**WHAT IS REQUIRED**
Show every line where "principles" occurs.

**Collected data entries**
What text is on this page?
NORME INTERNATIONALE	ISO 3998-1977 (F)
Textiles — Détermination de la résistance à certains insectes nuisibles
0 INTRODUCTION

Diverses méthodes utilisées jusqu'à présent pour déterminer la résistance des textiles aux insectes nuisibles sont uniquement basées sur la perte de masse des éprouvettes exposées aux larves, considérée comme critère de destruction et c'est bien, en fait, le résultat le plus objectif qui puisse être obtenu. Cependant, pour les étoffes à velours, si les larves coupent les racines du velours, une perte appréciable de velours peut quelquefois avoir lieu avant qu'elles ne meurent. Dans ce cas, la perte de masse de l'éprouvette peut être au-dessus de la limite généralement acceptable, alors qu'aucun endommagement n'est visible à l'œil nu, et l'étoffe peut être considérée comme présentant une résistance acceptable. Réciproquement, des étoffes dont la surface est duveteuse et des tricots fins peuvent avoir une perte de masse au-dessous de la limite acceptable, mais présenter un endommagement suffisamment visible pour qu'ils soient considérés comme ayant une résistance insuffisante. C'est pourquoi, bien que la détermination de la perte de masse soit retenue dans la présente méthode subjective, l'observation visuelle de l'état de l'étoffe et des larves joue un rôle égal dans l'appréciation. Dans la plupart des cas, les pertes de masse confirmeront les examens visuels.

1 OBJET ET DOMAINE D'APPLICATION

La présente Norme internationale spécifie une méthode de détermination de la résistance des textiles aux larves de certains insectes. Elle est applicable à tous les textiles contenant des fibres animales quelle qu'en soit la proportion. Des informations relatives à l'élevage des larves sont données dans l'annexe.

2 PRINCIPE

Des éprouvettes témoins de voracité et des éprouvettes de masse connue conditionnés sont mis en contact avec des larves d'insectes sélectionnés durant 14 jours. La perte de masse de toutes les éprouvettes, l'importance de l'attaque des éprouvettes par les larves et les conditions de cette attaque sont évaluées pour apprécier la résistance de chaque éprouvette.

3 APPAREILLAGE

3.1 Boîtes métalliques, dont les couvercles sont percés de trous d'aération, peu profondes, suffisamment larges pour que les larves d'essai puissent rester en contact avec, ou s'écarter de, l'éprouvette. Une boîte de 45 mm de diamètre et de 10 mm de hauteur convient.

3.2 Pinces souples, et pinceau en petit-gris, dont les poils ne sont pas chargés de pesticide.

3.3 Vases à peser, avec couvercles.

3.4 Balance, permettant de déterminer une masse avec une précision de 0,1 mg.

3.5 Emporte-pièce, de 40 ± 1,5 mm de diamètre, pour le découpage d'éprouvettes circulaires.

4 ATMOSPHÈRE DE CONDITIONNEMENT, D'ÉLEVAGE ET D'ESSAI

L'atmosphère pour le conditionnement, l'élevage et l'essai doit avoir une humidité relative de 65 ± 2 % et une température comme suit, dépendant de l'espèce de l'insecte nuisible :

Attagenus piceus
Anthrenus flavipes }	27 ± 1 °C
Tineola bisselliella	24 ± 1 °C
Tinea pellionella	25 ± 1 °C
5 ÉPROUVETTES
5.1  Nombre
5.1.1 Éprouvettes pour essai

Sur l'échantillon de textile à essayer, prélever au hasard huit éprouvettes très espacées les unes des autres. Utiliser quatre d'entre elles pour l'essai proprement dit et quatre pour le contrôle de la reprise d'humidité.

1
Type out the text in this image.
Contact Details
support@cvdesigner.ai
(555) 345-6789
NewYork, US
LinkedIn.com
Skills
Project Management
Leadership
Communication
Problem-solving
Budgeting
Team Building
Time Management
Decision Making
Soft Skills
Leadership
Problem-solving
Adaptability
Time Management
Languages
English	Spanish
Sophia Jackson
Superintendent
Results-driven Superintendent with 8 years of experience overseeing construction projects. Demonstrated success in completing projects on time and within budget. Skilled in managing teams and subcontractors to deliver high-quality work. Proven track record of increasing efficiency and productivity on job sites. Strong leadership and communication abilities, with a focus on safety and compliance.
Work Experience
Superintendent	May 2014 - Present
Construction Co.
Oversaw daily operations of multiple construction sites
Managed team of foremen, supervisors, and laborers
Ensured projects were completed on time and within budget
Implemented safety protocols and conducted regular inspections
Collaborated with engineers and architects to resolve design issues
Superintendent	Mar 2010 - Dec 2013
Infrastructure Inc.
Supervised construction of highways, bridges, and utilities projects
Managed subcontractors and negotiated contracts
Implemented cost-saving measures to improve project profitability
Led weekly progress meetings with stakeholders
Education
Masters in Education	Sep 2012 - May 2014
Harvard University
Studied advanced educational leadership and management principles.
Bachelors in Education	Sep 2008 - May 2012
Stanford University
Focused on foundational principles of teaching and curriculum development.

**RESULT OF THE TASK**
Studied advanced educational leadership and management principles.
Focused on foundational principles of teaching and curriculum development.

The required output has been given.